== Objectif de l'exercice ==
Réécris le passage de l'extrait à lire qui va de « La Fortune prospère, après » jusqu'à « la Rome souveraine. » inclus, en remplaçant « le Mède » par « le Parthe ».

Cela grâce à tes plans et grâce à tes légions,
Grâce à tes dieux surtout : car pour toi, au jour même
Où Alexandrie à genoux
T’avait ouvert ses ports et son palais désert,
 
La Fortune prospère, après trois fois cinq ans,
A fait voir de nouveau les succès militaires,
Et t’adjuge toute la gloire
Que convoitent les chefs pour prix de leurs travaux.
 
Désormais le Cantabre autrefois indomptable,
Et le Mède et l’Indien et le Scythe en exil
T’admirent, ô vivante tutelle
De l’Italie et de la Rome souveraine.
 
A tes ordres le Nil qui occulte sa source,
A tes ordres l’Ister, le Tigre impétueux,
Et l’Océan peuplé de monstres,
Dont le flot retentit chez les lointains Bretons ;
 
A tes ordres le sol de l’intrépide Gaule,
A tes ordres celui de la rude Hibérie ;
Le Sygambre assoiffé de sang
Vénère ta personne en déposant les armes.

• TRADITION

Seule a cours une interprétation au premier degré, qui voit ici l’éloge enthousiaste de la politique étrangère d’Auguste, glorifié soit directement, soit à travers les deux Claudes, ses beaux-fils, Drusus et surtout Tibère.

[Entrées des boîtes englobantes]
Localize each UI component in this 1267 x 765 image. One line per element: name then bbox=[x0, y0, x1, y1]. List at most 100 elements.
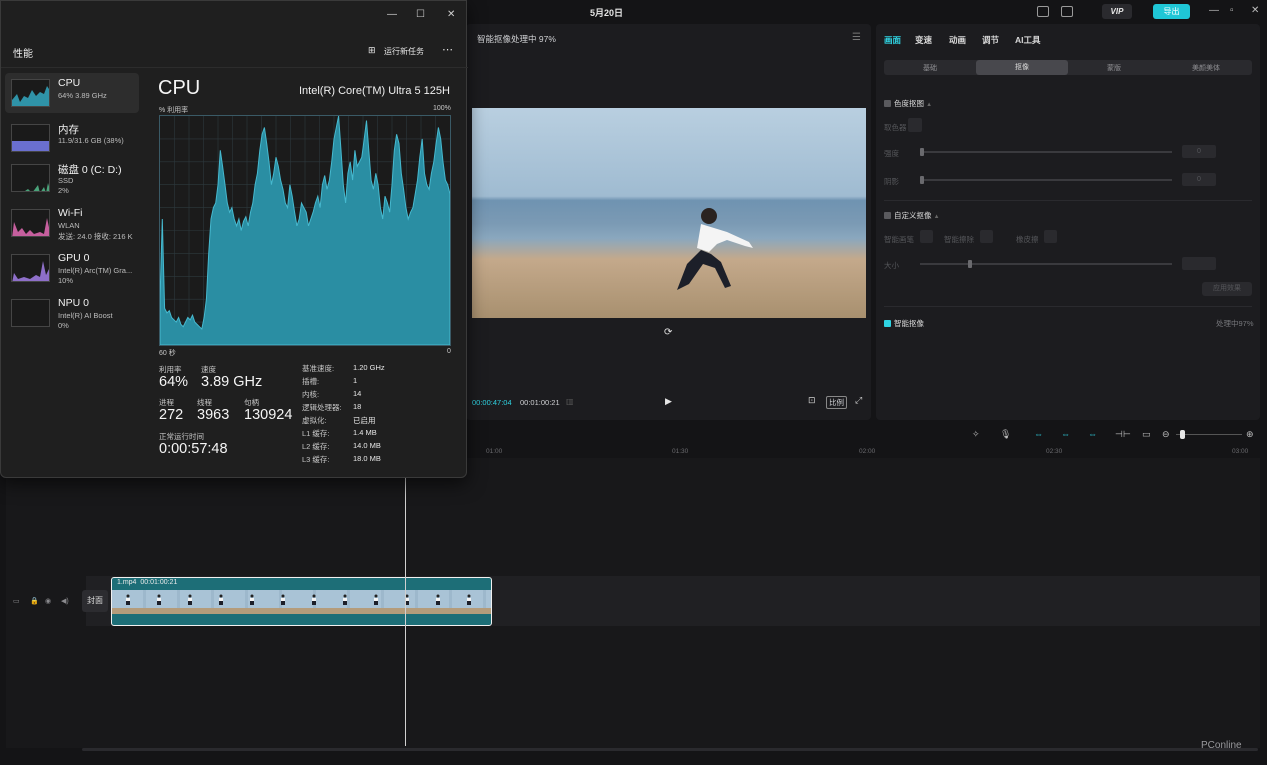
run-new-task-button[interactable]: 运行新任务 bbox=[384, 46, 424, 57]
device-item-gpu[interactable]: GPU 0 Intel(R) Arc(TM) Gra... 10% bbox=[5, 248, 139, 288]
clip-thumbnail-figure bbox=[281, 594, 285, 605]
size-slider[interactable] bbox=[920, 263, 1172, 265]
maximize-icon[interactable]: ▫ bbox=[1230, 5, 1234, 16]
smart-cut-icon[interactable]: ✧ bbox=[972, 429, 980, 440]
size-slider-knob[interactable] bbox=[968, 260, 972, 268]
cover-button[interactable]: 封面 bbox=[82, 590, 108, 612]
device-item-memory[interactable]: 内存 11.9/31.6 GB (38%) bbox=[5, 118, 139, 158]
subtab-keying[interactable]: 抠像 bbox=[976, 60, 1068, 75]
shadow-label: 阴影 bbox=[884, 177, 899, 186]
layout-icon[interactable] bbox=[1061, 6, 1073, 17]
chroma-key-row[interactable]: 色度抠图 ▲ bbox=[884, 98, 932, 109]
track-collapse-icon[interactable]: ▭ bbox=[13, 597, 20, 605]
subtab-mask[interactable]: 蒙版 bbox=[1068, 63, 1160, 73]
magnet-icon[interactable]: ⇔ bbox=[1061, 429, 1070, 439]
graph-y-label: % 利用率 bbox=[159, 107, 189, 114]
color-picker-swatch[interactable] bbox=[908, 118, 922, 132]
fullscreen-crop-icon[interactable]: ⊡ bbox=[808, 395, 816, 406]
properties-panel: 画面 变速 动画 调节 AI工具 基础 抠像 蒙版 美颜美体 色度抠图 ▲ 取色… bbox=[876, 24, 1260, 420]
graph-y-max: 100% bbox=[433, 105, 451, 112]
horizontal-scrollbar[interactable] bbox=[82, 748, 1258, 751]
tab-speed[interactable]: 变速 bbox=[915, 34, 932, 46]
tab-ai-tools[interactable]: AI工具 bbox=[1015, 34, 1041, 46]
link-icon[interactable]: ⇔ bbox=[1088, 429, 1097, 439]
intensity-slider-knob[interactable] bbox=[920, 148, 924, 156]
zoom-in-icon[interactable]: ⊕ bbox=[1246, 429, 1254, 440]
clip-thumbnail-figure bbox=[343, 594, 347, 605]
minimize-icon[interactable]: — bbox=[387, 9, 397, 20]
video-preview[interactable] bbox=[472, 108, 866, 318]
ruler-tick: 01:00 bbox=[486, 448, 503, 455]
eye-icon[interactable]: ◉ bbox=[45, 597, 51, 605]
close-icon[interactable]: ✕ bbox=[1251, 5, 1259, 16]
gpu-mini-graph bbox=[11, 254, 50, 282]
ratio-button[interactable]: 比例 bbox=[826, 396, 847, 409]
custom-key-label: 自定义抠像 bbox=[894, 211, 932, 220]
rotate-icon[interactable]: ⟳ bbox=[664, 327, 672, 338]
spec-value: 已启用 bbox=[353, 416, 376, 425]
size-value[interactable] bbox=[1182, 257, 1216, 270]
chroma-key-label: 色度抠图 bbox=[894, 99, 924, 108]
video-clip[interactable]: 1.mp4 00:01:00:21 bbox=[111, 577, 492, 626]
play-icon[interactable]: ▶ bbox=[665, 396, 672, 407]
more-options-icon[interactable]: ⋯ bbox=[442, 43, 454, 56]
minimize-icon[interactable]: — bbox=[1209, 5, 1219, 16]
clip-thumbnail-figure bbox=[436, 594, 440, 605]
shadow-value[interactable]: 0 bbox=[1182, 173, 1216, 186]
smart-key-checkbox[interactable] bbox=[884, 320, 891, 327]
tab-adjust[interactable]: 调节 bbox=[982, 34, 999, 46]
shortcut-icon[interactable] bbox=[1037, 6, 1049, 17]
timeline-toolbar: ✧ 🎙 ⇔ ⇔ ⇔ ⊣⊢ ▭ ⊖ ⊕ bbox=[466, 424, 1260, 444]
spec-value: 1 bbox=[353, 376, 358, 385]
export-button[interactable]: 导出 bbox=[1153, 4, 1190, 19]
player-menu-icon[interactable]: ☰ bbox=[852, 32, 861, 43]
maximize-icon[interactable]: ☐ bbox=[416, 9, 425, 20]
subtab-basic[interactable]: 基础 bbox=[884, 63, 976, 73]
size-label: 大小 bbox=[884, 261, 899, 270]
zoom-slider[interactable] bbox=[1176, 434, 1242, 435]
player-status-title: 智能抠像处理中 97% bbox=[477, 34, 556, 44]
speaker-icon[interactable]: ◀) bbox=[61, 597, 69, 605]
split-icon[interactable]: ⊣⊢ bbox=[1115, 429, 1131, 440]
device-item-cpu[interactable]: CPU 64% 3.89 GHz bbox=[5, 73, 139, 113]
intensity-value[interactable]: 0 bbox=[1182, 145, 1216, 158]
eraser-button[interactable] bbox=[1044, 230, 1057, 243]
device-stat-2: 0% bbox=[58, 321, 69, 330]
preview-player: 智能抠像处理中 97% ☰ ⟳ 00:00:47:04 00:01:00:21 … bbox=[466, 24, 871, 420]
close-icon[interactable]: ✕ bbox=[447, 9, 455, 20]
chroma-key-checkbox[interactable] bbox=[884, 100, 891, 107]
playhead[interactable] bbox=[405, 478, 406, 746]
subtab-beauty[interactable]: 美颜美体 bbox=[1160, 63, 1252, 73]
lock-icon[interactable]: 🔒 bbox=[30, 597, 39, 605]
microphone-icon[interactable]: 🎙 bbox=[1000, 429, 1011, 440]
link-main-track-icon[interactable]: ⇔ bbox=[1034, 429, 1043, 439]
clip-thumbnail-figure bbox=[126, 594, 130, 605]
shadow-slider[interactable] bbox=[920, 179, 1172, 181]
timeline-ruler[interactable]: 01:00 01:30 02:00 02:30 03:00 bbox=[466, 444, 1260, 458]
smart-eraser-button[interactable] bbox=[980, 230, 993, 243]
divider bbox=[884, 200, 1252, 201]
device-stat-2: 2% bbox=[58, 186, 69, 195]
device-item-wifi[interactable]: Wi-Fi WLAN 发送: 24.0 接收: 216 K bbox=[5, 203, 139, 243]
ruler-tick: 02:30 bbox=[1046, 448, 1063, 455]
smart-brush-button[interactable] bbox=[920, 230, 933, 243]
custom-key-checkbox[interactable] bbox=[884, 212, 891, 219]
device-item-disk[interactable]: 磁盘 0 (C: D:) SSD 2% bbox=[5, 158, 139, 198]
vip-button[interactable]: VIP bbox=[1102, 4, 1132, 19]
expand-icon[interactable]: ⤢ bbox=[855, 395, 862, 406]
preview-axis-icon[interactable]: ▭ bbox=[1142, 429, 1151, 440]
tab-animation[interactable]: 动画 bbox=[949, 34, 966, 46]
device-item-npu[interactable]: NPU 0 Intel(R) AI Boost 0% bbox=[5, 293, 139, 333]
tab-picture[interactable]: 画面 bbox=[884, 34, 901, 46]
apply-effect-button[interactable]: 应用效果 bbox=[1202, 282, 1252, 296]
shadow-slider-knob[interactable] bbox=[920, 176, 924, 184]
eraser-label: 橡皮擦 bbox=[1016, 235, 1039, 244]
zoom-slider-knob[interactable] bbox=[1180, 430, 1185, 439]
timecode-format-icon[interactable]: ▥ bbox=[566, 397, 574, 406]
zoom-out-icon[interactable]: ⊖ bbox=[1162, 429, 1170, 440]
spec-key: 基准速度: bbox=[302, 364, 335, 373]
custom-key-row[interactable]: 自定义抠像 ▲ bbox=[884, 210, 940, 221]
intensity-slider[interactable] bbox=[920, 151, 1172, 153]
total-time: 00:01:00:21 bbox=[520, 398, 560, 407]
smart-key-row[interactable]: 智能抠像 bbox=[884, 318, 924, 329]
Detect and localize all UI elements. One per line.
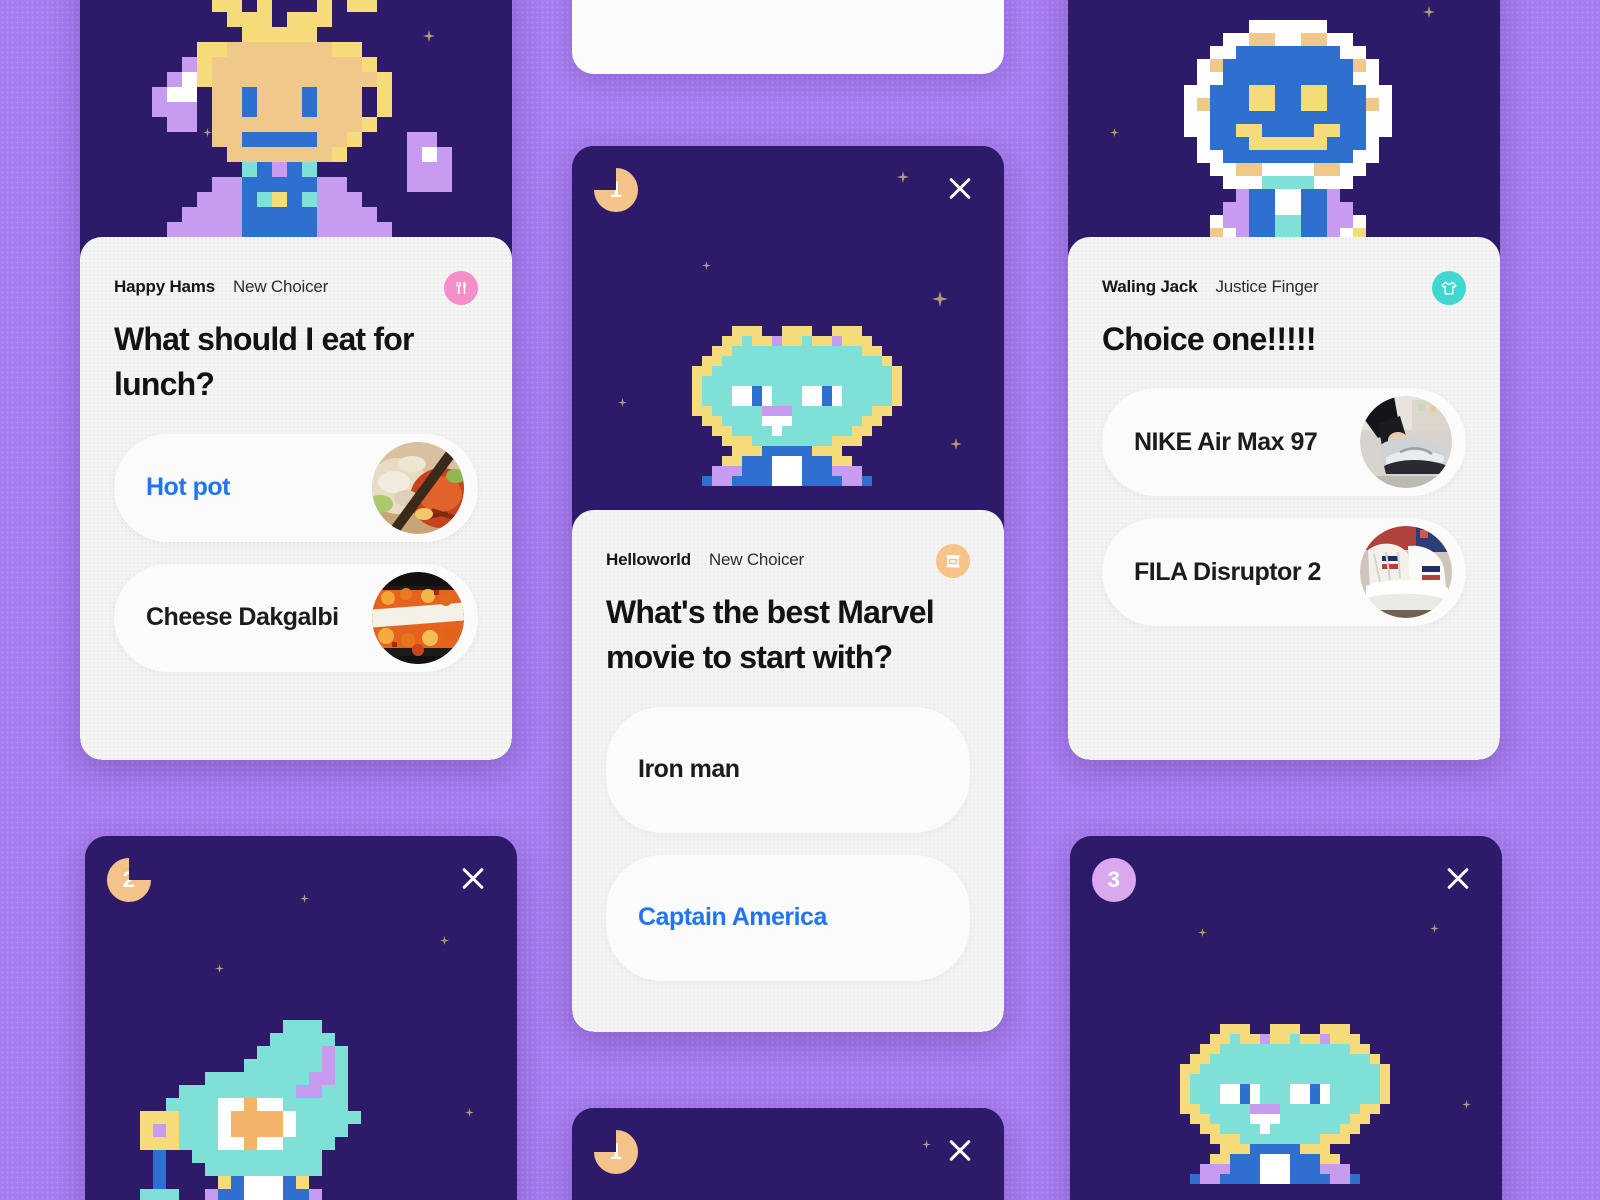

== Résultat attendu ==
La Fortune prospère, après trois fois cinq ans,
A fait voir de nouveau les succès militaires,
Et t’adjuge toute la gloire
Que convoitent les chefs pour prix de leurs travaux.
 
Désormais le Cantabre autrefois indomptable,
Et le Parthe et l’Indien et le Scythe en exil
T’admirent, ô vivante tutelle
De l’Italie et de la Rome souveraine.